** START OF Input material **

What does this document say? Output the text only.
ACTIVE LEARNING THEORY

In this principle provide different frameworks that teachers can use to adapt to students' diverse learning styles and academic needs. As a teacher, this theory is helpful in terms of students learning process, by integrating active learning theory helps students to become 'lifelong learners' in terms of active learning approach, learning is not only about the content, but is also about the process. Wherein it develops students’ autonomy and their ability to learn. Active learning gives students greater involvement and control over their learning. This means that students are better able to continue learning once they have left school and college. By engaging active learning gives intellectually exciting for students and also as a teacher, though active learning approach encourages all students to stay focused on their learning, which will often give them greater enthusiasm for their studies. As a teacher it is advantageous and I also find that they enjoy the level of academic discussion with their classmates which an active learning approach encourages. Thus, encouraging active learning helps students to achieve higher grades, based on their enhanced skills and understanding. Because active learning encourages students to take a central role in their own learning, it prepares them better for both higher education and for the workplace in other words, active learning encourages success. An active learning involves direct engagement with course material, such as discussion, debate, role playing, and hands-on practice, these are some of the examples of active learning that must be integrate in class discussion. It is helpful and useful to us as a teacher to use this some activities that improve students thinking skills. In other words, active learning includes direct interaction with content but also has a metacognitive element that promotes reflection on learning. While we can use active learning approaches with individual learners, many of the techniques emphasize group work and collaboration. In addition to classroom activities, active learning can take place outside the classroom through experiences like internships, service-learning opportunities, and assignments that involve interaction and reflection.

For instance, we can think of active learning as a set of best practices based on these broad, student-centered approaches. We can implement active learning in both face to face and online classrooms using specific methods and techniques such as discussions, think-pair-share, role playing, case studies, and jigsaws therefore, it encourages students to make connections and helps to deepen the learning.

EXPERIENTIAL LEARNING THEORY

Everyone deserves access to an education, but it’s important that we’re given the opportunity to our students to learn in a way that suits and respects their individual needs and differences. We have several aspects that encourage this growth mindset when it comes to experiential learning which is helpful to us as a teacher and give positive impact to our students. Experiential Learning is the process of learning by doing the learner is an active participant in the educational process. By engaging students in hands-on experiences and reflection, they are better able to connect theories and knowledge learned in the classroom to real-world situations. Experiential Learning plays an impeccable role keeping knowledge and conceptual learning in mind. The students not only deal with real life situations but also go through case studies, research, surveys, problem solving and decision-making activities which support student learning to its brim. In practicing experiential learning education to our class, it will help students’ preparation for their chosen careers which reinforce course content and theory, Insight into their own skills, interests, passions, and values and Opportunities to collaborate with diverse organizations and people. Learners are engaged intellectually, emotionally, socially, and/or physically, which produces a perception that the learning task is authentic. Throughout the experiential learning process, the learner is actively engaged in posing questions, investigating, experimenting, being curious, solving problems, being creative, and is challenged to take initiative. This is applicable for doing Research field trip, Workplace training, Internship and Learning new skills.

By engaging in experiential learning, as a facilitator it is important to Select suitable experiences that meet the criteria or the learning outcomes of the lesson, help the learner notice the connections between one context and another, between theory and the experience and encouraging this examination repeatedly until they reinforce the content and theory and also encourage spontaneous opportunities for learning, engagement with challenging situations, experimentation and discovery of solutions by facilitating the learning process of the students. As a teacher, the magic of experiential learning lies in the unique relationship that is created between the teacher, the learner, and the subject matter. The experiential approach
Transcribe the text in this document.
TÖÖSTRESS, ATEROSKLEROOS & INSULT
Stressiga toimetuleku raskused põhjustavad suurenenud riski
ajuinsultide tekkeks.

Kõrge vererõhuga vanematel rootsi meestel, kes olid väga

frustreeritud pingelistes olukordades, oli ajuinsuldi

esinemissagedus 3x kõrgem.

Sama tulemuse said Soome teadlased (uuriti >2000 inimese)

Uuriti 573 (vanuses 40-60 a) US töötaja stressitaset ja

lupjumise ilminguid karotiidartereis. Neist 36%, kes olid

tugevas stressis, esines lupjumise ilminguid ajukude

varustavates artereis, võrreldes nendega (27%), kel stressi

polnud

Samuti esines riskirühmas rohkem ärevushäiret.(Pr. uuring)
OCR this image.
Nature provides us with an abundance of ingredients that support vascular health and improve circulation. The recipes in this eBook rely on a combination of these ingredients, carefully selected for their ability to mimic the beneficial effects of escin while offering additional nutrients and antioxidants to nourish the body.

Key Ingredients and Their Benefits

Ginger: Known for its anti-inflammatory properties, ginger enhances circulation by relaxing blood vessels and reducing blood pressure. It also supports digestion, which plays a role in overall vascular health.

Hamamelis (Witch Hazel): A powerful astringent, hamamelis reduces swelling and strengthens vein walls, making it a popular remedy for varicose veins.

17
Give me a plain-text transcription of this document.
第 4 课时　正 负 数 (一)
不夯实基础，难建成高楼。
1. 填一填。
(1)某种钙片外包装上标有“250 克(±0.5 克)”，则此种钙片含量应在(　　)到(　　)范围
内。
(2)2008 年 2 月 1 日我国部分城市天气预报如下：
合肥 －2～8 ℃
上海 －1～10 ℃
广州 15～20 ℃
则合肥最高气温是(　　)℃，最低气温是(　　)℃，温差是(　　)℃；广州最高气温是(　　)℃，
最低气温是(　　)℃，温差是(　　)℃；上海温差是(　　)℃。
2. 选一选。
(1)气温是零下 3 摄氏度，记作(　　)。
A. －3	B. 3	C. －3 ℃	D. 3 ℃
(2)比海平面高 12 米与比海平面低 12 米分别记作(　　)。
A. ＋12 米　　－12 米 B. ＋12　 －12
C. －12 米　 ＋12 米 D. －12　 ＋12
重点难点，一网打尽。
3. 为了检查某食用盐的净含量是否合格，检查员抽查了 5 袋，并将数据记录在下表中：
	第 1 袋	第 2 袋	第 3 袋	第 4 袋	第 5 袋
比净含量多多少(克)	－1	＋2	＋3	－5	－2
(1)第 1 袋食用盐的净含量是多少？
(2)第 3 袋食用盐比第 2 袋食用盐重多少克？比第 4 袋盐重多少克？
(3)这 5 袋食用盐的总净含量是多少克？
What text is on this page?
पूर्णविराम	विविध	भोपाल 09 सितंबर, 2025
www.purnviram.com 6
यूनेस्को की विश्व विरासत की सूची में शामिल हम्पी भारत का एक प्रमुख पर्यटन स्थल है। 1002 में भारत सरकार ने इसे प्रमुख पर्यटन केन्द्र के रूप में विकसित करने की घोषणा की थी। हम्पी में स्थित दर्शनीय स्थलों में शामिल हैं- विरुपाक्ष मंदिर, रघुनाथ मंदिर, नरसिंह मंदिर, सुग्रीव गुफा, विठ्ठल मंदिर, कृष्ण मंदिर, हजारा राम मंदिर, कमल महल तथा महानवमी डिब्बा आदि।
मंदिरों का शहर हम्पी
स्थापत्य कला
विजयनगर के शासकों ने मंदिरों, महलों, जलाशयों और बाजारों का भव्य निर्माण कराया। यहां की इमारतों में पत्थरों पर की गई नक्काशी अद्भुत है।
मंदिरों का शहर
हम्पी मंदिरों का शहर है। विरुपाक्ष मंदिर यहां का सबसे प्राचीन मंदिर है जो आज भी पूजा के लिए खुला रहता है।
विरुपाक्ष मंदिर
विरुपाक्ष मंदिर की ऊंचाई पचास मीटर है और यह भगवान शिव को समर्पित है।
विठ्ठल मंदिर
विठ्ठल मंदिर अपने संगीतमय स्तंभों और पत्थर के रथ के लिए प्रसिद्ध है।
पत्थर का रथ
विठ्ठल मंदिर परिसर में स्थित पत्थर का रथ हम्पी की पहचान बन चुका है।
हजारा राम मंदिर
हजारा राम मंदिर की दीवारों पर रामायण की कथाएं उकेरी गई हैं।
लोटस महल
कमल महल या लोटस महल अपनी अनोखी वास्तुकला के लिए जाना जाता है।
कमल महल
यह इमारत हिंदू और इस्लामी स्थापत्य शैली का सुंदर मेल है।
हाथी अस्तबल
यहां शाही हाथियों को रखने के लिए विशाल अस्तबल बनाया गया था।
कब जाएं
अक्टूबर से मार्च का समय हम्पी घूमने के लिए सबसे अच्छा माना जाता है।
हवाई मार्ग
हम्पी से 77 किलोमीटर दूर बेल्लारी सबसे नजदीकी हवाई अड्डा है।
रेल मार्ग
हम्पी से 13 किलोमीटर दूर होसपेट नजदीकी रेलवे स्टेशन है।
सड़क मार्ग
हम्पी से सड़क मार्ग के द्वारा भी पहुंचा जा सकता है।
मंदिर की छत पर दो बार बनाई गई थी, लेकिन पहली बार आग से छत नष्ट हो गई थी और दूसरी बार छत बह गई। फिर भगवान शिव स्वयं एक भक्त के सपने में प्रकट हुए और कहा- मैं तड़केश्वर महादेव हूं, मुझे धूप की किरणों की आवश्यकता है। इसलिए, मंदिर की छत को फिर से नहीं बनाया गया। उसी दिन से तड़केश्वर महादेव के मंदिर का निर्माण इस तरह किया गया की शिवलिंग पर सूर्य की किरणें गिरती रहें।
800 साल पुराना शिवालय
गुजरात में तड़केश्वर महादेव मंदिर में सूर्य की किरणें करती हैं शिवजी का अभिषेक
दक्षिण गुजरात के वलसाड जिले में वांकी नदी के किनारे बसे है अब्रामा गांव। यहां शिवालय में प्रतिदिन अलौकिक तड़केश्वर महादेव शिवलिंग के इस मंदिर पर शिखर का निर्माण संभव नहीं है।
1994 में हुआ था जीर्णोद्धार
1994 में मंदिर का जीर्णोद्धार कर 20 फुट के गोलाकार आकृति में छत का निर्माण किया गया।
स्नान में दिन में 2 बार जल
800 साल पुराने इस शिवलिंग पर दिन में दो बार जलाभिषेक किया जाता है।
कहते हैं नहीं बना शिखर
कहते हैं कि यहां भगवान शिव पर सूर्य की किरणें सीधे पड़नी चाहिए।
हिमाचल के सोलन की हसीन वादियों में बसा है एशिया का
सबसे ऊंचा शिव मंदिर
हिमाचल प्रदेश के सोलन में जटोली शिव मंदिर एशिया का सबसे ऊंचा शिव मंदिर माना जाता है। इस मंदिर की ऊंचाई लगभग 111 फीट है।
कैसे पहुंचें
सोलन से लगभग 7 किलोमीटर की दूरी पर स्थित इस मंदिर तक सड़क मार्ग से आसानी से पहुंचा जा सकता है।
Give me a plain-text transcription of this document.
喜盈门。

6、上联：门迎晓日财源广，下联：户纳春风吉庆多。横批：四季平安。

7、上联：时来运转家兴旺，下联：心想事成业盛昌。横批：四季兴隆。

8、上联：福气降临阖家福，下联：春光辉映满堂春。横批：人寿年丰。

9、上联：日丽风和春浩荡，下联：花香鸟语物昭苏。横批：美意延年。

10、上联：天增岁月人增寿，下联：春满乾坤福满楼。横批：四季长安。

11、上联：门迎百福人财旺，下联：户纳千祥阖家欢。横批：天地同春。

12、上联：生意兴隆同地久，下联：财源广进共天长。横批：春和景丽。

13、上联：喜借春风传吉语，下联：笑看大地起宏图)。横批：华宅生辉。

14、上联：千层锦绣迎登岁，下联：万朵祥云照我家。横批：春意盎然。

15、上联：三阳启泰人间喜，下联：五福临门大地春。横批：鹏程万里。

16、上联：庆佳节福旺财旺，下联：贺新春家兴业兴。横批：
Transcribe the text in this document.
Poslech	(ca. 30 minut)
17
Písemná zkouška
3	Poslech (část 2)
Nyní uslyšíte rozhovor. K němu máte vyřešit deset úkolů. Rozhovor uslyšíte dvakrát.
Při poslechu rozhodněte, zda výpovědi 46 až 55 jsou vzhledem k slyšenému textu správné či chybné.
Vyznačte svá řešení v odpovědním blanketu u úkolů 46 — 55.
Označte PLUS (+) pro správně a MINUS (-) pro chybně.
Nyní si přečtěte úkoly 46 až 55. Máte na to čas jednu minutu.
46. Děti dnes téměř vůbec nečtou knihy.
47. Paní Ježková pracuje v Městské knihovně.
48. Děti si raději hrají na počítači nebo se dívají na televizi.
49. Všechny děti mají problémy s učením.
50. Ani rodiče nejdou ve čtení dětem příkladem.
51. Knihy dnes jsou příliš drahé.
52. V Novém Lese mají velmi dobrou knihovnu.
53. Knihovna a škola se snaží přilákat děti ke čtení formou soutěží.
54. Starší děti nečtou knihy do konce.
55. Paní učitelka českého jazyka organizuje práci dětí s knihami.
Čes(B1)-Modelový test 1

** END OF Input material **

▶ [Given task]
Show the lines of the material that contain the word "úkolů".

▶ [Final result]
Nyní uslyšíte rozhovor. K němu máte vyřešit deset úkolů. Rozhovor uslyšíte dvakrát.
Vyznačte svá řešení v odpovědním blanketu u úkolů 46 — 55.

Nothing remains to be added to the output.